TASK: Copy down all of the data underneath, exactly as shown.

**** RECORDS FOR THE TASK

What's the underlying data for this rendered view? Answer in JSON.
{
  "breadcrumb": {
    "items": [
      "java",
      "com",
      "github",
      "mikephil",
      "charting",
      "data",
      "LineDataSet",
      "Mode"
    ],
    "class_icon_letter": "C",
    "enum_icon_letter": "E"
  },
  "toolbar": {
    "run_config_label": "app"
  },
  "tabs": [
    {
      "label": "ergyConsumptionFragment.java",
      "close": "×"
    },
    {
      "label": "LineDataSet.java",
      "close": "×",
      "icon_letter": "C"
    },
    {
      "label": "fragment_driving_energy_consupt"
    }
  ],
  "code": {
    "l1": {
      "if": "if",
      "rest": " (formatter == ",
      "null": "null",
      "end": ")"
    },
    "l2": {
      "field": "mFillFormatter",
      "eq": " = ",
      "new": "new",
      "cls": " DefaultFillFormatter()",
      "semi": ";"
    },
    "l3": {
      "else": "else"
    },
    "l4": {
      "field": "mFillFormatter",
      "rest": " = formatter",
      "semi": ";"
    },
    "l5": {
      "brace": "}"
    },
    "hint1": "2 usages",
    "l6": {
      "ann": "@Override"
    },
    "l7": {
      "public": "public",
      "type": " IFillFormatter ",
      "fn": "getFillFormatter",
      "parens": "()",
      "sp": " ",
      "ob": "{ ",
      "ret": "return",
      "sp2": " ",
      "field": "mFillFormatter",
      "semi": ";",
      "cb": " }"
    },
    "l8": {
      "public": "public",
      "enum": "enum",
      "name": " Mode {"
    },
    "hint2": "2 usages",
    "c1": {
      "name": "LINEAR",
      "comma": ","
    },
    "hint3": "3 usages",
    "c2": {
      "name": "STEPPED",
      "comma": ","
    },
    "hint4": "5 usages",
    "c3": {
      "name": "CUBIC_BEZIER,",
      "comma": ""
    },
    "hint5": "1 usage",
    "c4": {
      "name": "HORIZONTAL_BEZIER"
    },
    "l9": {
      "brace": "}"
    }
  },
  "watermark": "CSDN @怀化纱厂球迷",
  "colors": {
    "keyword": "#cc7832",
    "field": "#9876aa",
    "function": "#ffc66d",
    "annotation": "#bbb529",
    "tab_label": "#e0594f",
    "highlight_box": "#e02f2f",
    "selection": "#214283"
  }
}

********

TASK RESULT:
What's the underlying data for this rendered view? Answer in JSON.
{
  "breadcrumb": {
    "items": [
      "java",
      "com",
      "github",
      "mikephil",
      "charting",
      "data",
      "LineDataSet",
      "Mode"
    ],
    "class_icon_letter": "C",
    "enum_icon_letter": "E"
  },
  "toolbar": {
    "run_config_label": "app"
  },
  "tabs": [
    {
      "label": "ergyConsumptionFragment.java",
      "close": "×"
    },
    {
      "label": "LineDataSet.java",
      "close": "×",
      "icon_letter": "C"
    },
    {
      "label": "fragment_driving_energy_consupt"
    }
  ],
  "code": {
    "l1": {
      "if": "if",
      "rest": " (formatter == ",
      "null": "null",
      "end": ")"
    },
    "l2": {
      "field": "mFillFormatter",
      "eq": " = ",
      "new": "new",
      "cls": " DefaultFillFormatter()",
      "semi": ";"
    },
    "l3": {
      "else": "else"
    },
    "l4": {
      "field": "mFillFormatter",
      "rest": " = formatter",
      "semi": ";"
    },
    "l5": {
      "brace": "}"
    },
    "hint1": "2 usages",
    "l6": {
      "ann": "@Override"
    },
    "l7": {
      "public": "public",
      "type": " IFillFormatter ",
      "fn": "getFillFormatter",
      "parens": "()",
      "sp": " ",
      "ob": "{ ",
      "ret": "return",
      "sp2": " ",
      "field": "mFillFormatter",
      "semi": ";",
      "cb": " }"
    },
    "l8": {
      "public": "public",
      "enum": "enum",
      "name": " Mode {"
    },
    "hint2": "2 usages",
    "c1": {
      "name": "LINEAR",
      "comma": ","
    },
    "hint3": "3 usages",
    "c2": {
      "name": "STEPPED",
      "comma": ","
    },
    "hint4": "5 usages",
    "c3": {
      "name": "CUBIC_BEZIER,",
      "comma": ""
    },
    "hint5": "1 usage",
    "c4": {
      "name": "HORIZONTAL_BEZIER"
    },
    "l9": {
      "brace": "}"
    }
  },
  "watermark": "CSDN @怀化纱厂球迷",
  "colors": {
    "keyword": "#cc7832",
    "field": "#9876aa",
    "function": "#ffc66d",
    "annotation": "#bbb529",
    "tab_label": "#e0594f",
    "highlight_box": "#e02f2f",
    "selection": "#214283"
  }
}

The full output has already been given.